Track down every line below that holds "Muszę" and copy it.

+++

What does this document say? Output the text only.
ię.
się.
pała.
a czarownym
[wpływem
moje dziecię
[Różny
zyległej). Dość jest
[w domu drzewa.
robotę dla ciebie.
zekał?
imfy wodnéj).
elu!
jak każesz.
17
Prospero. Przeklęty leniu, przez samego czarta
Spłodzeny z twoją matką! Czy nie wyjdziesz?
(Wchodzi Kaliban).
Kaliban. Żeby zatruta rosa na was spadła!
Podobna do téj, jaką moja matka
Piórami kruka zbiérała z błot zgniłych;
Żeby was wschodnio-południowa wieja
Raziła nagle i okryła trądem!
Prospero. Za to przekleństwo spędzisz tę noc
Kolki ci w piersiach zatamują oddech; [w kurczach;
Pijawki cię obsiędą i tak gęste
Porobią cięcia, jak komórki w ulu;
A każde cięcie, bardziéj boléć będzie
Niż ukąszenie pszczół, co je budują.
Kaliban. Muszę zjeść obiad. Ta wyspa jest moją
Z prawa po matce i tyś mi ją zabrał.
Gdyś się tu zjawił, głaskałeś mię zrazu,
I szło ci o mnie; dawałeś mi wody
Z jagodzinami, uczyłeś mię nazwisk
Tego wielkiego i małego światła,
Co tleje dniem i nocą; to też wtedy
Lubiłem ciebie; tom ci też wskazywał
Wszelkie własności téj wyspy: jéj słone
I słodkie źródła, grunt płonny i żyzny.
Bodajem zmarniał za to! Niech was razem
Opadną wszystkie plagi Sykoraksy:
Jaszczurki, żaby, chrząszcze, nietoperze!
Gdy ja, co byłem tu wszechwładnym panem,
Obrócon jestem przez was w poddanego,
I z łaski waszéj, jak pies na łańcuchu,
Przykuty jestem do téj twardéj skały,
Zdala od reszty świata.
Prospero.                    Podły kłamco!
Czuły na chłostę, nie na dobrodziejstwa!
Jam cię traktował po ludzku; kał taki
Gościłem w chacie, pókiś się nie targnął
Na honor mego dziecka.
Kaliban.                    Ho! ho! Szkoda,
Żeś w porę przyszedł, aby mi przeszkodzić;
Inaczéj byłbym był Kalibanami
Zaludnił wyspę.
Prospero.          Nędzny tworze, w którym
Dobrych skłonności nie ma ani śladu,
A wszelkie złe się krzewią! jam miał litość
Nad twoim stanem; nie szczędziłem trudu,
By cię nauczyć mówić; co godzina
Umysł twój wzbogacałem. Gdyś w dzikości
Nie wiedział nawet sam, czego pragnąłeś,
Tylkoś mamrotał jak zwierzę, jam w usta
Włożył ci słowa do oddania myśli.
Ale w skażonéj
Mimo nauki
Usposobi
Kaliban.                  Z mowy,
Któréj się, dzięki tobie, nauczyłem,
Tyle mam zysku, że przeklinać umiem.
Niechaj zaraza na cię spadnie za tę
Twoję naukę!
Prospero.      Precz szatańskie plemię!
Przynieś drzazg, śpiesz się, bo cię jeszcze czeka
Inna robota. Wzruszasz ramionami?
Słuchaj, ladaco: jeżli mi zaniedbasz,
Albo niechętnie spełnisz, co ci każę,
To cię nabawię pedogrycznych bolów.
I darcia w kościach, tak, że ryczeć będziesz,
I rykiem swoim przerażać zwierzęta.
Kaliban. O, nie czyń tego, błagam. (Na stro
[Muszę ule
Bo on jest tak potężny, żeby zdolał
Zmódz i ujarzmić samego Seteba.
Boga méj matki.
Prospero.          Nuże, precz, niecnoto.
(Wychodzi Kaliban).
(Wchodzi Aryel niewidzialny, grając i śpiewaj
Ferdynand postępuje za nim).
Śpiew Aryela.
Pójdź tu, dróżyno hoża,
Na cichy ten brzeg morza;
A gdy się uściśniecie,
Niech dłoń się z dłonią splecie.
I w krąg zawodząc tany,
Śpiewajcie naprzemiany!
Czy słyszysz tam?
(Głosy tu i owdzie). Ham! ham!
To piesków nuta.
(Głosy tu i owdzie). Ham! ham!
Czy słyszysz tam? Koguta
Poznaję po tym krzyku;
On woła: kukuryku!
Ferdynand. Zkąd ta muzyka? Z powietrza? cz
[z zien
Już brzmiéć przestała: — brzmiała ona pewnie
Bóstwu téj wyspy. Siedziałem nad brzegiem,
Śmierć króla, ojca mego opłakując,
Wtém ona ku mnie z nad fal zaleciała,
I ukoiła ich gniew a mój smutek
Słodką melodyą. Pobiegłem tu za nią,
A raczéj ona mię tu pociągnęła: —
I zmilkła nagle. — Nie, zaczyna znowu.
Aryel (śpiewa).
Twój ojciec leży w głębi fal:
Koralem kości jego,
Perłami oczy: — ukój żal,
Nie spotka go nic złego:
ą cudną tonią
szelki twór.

+++

Result of this exercise:
Kaliban. Muszę zjeść obiad. Ta wyspa jest moją
[Muszę ule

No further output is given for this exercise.